• **Exercise brief**:
For the data below, work out how many lines include the string "relations" and report only the number.

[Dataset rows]

* * * * * * *

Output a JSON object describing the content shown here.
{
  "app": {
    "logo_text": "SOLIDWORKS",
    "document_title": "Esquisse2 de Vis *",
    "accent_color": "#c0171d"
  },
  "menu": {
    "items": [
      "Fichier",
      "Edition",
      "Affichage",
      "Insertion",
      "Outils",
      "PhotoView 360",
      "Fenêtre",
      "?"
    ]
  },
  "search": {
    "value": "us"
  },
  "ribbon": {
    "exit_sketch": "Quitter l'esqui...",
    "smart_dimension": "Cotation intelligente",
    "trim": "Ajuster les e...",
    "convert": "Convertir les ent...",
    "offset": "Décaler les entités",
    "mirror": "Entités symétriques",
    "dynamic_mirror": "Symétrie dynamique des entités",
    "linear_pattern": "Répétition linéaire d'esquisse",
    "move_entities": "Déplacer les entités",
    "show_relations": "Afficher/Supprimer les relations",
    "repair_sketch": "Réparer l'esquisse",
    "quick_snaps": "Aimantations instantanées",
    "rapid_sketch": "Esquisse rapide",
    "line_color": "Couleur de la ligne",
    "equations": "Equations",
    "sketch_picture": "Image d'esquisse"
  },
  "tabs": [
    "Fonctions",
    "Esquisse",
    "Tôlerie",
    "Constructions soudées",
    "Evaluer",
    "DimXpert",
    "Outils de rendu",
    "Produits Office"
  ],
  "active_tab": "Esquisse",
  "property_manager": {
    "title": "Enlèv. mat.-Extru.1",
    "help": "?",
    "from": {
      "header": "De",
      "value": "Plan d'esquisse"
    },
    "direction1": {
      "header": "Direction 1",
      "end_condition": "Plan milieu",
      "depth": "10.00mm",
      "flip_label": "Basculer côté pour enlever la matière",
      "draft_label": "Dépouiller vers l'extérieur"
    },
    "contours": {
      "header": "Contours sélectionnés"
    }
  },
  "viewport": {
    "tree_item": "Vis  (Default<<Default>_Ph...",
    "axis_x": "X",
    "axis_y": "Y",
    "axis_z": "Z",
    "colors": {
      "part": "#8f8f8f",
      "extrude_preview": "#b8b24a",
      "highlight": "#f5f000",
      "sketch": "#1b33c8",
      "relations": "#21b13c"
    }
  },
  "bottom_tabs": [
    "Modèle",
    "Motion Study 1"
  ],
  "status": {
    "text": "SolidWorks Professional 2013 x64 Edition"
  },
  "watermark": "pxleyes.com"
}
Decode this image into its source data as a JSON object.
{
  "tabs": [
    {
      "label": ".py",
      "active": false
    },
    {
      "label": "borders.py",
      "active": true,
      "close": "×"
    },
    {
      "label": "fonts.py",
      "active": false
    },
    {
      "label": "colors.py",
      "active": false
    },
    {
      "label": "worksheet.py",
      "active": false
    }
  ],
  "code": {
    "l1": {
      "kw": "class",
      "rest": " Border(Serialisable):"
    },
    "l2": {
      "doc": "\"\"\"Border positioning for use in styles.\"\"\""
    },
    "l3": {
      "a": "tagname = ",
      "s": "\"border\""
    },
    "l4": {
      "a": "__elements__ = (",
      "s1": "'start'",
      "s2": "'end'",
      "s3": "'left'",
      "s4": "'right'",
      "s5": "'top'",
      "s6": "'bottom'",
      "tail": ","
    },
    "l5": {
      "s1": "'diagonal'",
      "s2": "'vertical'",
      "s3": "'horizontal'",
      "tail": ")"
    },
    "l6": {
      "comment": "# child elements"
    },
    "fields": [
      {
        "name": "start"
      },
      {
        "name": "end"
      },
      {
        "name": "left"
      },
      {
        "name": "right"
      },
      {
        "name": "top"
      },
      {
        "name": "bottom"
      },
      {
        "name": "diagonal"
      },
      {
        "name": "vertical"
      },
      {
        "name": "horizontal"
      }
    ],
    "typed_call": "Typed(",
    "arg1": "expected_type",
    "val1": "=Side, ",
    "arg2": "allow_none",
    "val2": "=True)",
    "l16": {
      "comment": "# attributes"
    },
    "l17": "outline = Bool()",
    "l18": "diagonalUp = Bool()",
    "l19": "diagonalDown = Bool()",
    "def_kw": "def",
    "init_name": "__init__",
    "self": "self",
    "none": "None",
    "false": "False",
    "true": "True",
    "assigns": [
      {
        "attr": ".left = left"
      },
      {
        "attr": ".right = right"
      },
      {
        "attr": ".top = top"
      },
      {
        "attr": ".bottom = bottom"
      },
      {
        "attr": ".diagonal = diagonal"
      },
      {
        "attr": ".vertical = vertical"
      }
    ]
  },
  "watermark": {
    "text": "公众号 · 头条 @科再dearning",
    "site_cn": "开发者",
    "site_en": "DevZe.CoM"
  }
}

* * * * * * *

• **Task response**:
2